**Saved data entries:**
⁂

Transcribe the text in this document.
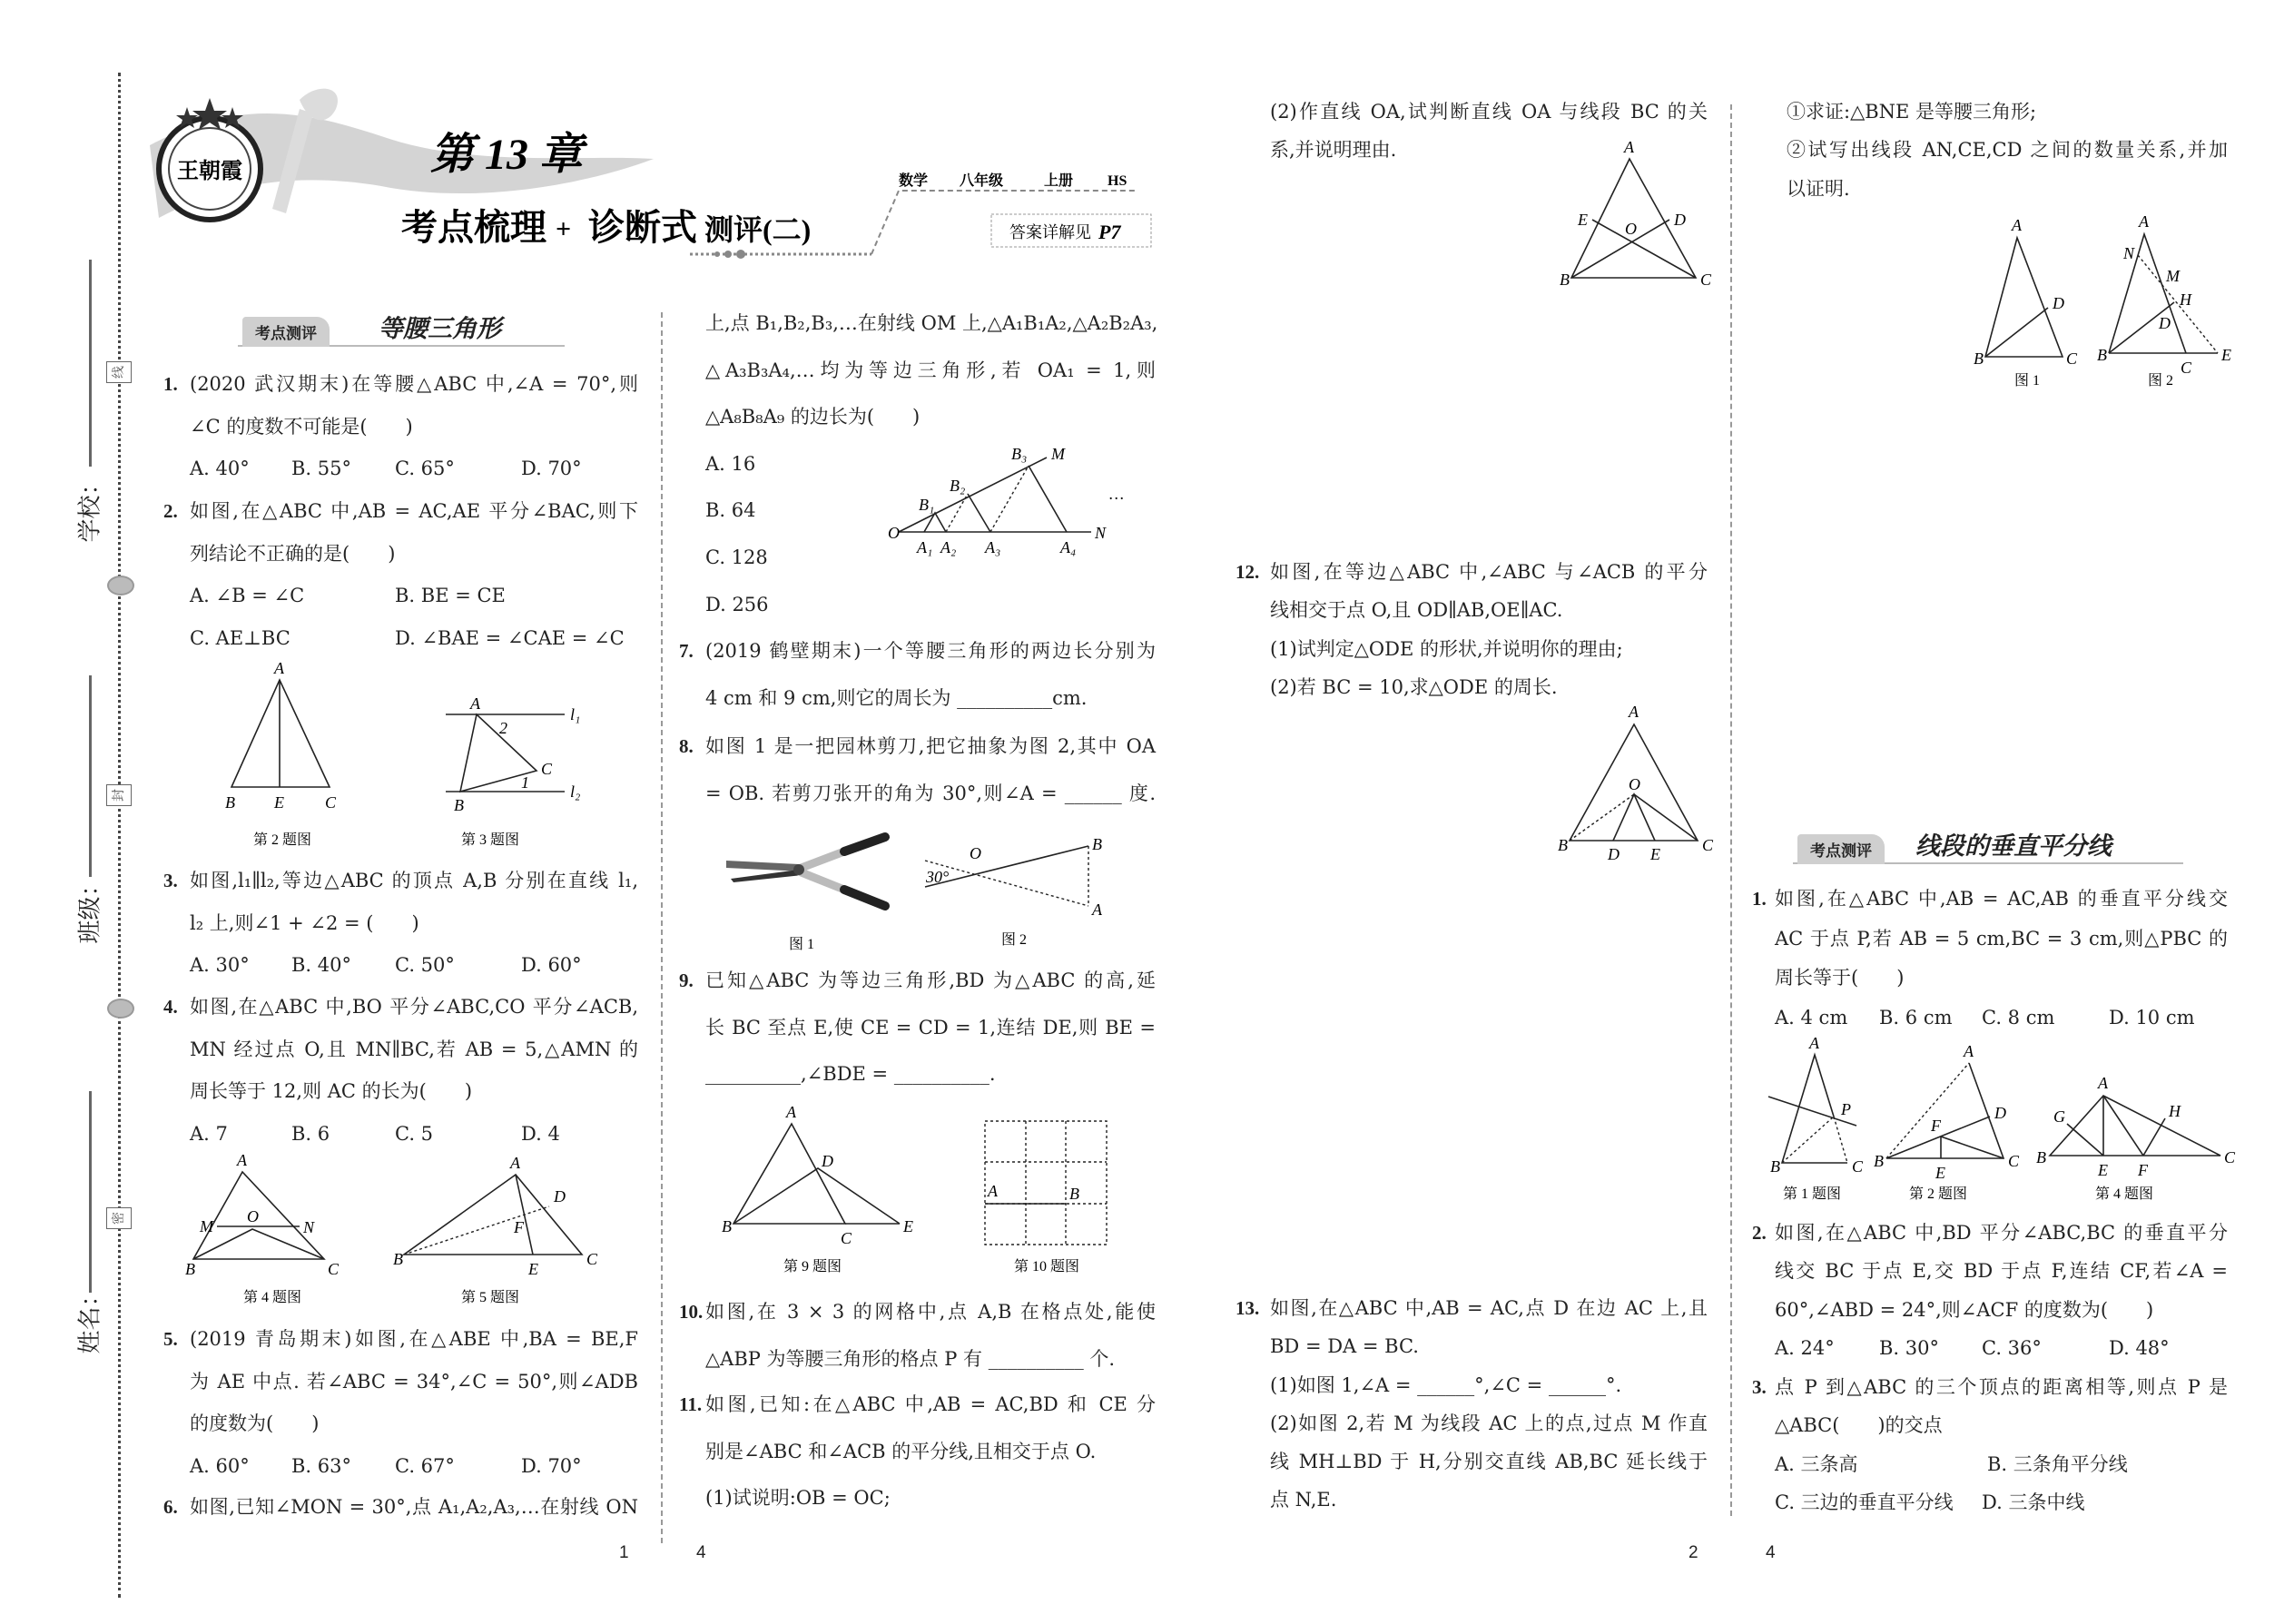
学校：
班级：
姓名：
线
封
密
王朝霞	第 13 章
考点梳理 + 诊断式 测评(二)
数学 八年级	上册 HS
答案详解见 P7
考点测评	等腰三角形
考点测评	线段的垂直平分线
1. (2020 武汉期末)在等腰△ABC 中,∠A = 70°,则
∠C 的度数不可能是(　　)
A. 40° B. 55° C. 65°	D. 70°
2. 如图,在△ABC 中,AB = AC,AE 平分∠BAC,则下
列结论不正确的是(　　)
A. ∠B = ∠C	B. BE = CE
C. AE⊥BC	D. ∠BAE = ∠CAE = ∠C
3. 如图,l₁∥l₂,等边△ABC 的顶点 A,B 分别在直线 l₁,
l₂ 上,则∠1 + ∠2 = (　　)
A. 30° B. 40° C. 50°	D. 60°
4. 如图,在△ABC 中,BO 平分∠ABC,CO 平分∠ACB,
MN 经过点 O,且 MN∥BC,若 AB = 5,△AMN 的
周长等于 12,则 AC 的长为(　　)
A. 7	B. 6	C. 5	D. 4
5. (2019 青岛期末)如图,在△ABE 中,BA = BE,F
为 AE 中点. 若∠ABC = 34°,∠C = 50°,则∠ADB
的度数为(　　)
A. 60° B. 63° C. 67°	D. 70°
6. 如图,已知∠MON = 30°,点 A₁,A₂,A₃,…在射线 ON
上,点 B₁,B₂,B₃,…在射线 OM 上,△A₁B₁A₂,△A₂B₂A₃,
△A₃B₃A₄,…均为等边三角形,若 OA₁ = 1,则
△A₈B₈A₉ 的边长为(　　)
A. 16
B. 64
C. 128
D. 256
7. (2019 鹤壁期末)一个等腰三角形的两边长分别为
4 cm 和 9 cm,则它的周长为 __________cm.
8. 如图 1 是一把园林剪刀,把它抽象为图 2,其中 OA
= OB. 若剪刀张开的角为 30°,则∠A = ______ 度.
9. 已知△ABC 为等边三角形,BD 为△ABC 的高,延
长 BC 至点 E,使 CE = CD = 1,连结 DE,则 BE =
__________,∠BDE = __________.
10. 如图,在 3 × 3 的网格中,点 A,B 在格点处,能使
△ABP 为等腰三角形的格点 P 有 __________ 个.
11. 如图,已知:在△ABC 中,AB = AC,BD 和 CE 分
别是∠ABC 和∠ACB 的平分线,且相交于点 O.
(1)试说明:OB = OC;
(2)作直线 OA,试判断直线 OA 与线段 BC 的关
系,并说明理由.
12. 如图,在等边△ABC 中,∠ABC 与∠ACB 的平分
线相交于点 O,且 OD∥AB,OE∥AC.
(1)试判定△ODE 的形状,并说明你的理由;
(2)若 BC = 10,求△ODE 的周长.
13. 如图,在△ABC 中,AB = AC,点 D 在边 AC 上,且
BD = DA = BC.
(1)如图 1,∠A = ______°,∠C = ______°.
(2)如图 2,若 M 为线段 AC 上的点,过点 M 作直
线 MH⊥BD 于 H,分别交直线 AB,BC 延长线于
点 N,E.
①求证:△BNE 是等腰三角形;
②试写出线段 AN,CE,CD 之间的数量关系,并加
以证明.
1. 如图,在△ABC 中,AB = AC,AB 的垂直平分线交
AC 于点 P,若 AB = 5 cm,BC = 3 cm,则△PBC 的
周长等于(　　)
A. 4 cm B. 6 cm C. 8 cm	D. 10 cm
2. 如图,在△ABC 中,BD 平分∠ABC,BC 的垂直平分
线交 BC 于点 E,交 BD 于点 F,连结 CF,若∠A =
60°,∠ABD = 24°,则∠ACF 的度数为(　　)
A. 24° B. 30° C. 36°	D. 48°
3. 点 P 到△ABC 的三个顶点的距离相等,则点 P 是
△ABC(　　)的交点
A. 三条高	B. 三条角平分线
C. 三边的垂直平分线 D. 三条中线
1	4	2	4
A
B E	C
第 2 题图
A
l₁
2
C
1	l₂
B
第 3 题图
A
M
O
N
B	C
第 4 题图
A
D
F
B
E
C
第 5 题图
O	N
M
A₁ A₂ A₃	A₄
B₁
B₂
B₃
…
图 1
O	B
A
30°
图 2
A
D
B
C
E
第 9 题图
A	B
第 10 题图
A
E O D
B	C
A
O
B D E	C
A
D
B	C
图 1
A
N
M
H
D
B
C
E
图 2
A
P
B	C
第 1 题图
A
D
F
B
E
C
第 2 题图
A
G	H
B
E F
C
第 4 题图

⁂

**Task objective:**
Take the listing above and print it exactly, apart from the pictures.

**Written response:**
Transcribe the text in this document.
学校：
班级：
姓名：
线
封
密
王朝霞	第 13 章
考点梳理 + 诊断式 测评(二)
数学 八年级	上册 HS
答案详解见 P7
考点测评	等腰三角形
考点测评	线段的垂直平分线
1. (2020 武汉期末)在等腰△ABC 中,∠A = 70°,则
∠C 的度数不可能是(　　)
A. 40° B. 55° C. 65°	D. 70°
2. 如图,在△ABC 中,AB = AC,AE 平分∠BAC,则下
列结论不正确的是(　　)
A. ∠B = ∠C	B. BE = CE
C. AE⊥BC	D. ∠BAE = ∠CAE = ∠C
3. 如图,l₁∥l₂,等边△ABC 的顶点 A,B 分别在直线 l₁,
l₂ 上,则∠1 + ∠2 = (　　)
A. 30° B. 40° C. 50°	D. 60°
4. 如图,在△ABC 中,BO 平分∠ABC,CO 平分∠ACB,
MN 经过点 O,且 MN∥BC,若 AB = 5,△AMN 的
周长等于 12,则 AC 的长为(　　)
A. 7	B. 6	C. 5	D. 4
5. (2019 青岛期末)如图,在△ABE 中,BA = BE,F
为 AE 中点. 若∠ABC = 34°,∠C = 50°,则∠ADB
的度数为(　　)
A. 60° B. 63° C. 67°	D. 70°
6. 如图,已知∠MON = 30°,点 A₁,A₂,A₃,…在射线 ON
上,点 B₁,B₂,B₃,…在射线 OM 上,△A₁B₁A₂,△A₂B₂A₃,
△A₃B₃A₄,…均为等边三角形,若 OA₁ = 1,则
△A₈B₈A₉ 的边长为(　　)
A. 16
B. 64
C. 128
D. 256
7. (2019 鹤壁期末)一个等腰三角形的两边长分别为
4 cm 和 9 cm,则它的周长为 __________cm.
8. 如图 1 是一把园林剪刀,把它抽象为图 2,其中 OA
= OB. 若剪刀张开的角为 30°,则∠A = ______ 度.
9. 已知△ABC 为等边三角形,BD 为△ABC 的高,延
长 BC 至点 E,使 CE = CD = 1,连结 DE,则 BE =
__________,∠BDE = __________.
10. 如图,在 3 × 3 的网格中,点 A,B 在格点处,能使
△ABP 为等腰三角形的格点 P 有 __________ 个.
11. 如图,已知:在△ABC 中,AB = AC,BD 和 CE 分
别是∠ABC 和∠ACB 的平分线,且相交于点 O.
(1)试说明:OB = OC;
(2)作直线 OA,试判断直线 OA 与线段 BC 的关
系,并说明理由.
12. 如图,在等边△ABC 中,∠ABC 与∠ACB 的平分
线相交于点 O,且 OD∥AB,OE∥AC.
(1)试判定△ODE 的形状,并说明你的理由;
(2)若 BC = 10,求△ODE 的周长.
13. 如图,在△ABC 中,AB = AC,点 D 在边 AC 上,且
BD = DA = BC.
(1)如图 1,∠A = ______°,∠C = ______°.
(2)如图 2,若 M 为线段 AC 上的点,过点 M 作直
线 MH⊥BD 于 H,分别交直线 AB,BC 延长线于
点 N,E.
①求证:△BNE 是等腰三角形;
②试写出线段 AN,CE,CD 之间的数量关系,并加
以证明.
1. 如图,在△ABC 中,AB = AC,AB 的垂直平分线交
AC 于点 P,若 AB = 5 cm,BC = 3 cm,则△PBC 的
周长等于(　　)
A. 4 cm B. 6 cm C. 8 cm	D. 10 cm
2. 如图,在△ABC 中,BD 平分∠ABC,BC 的垂直平分
线交 BC 于点 E,交 BD 于点 F,连结 CF,若∠A =
60°,∠ABD = 24°,则∠ACF 的度数为(　　)
A. 24° B. 30° C. 36°	D. 48°
3. 点 P 到△ABC 的三个顶点的距离相等,则点 P 是
△ABC(　　)的交点
A. 三条高	B. 三条角平分线
C. 三边的垂直平分线 D. 三条中线
1	4	2	4
A
B E	C
第 2 题图
A
l₁
2
C
1	l₂
B
第 3 题图
A
M
O
N
B	C
第 4 题图
A
D
F
B
E
C
第 5 题图
O	N
M
A₁ A₂ A₃	A₄
B₁
B₂
B₃
…
图 1
O	B
A
30°
图 2
A
D
B
C
E
第 9 题图
A	B
第 10 题图
A
E O D
B	C
A
O
B D E	C
A
D
B	C
图 1
A
N
M
H
D
B
C
E
图 2
A
P
B	C
第 1 题图
A
D
F
B
E
C
第 2 题图
A
G	H
B
E F
C
第 4 题图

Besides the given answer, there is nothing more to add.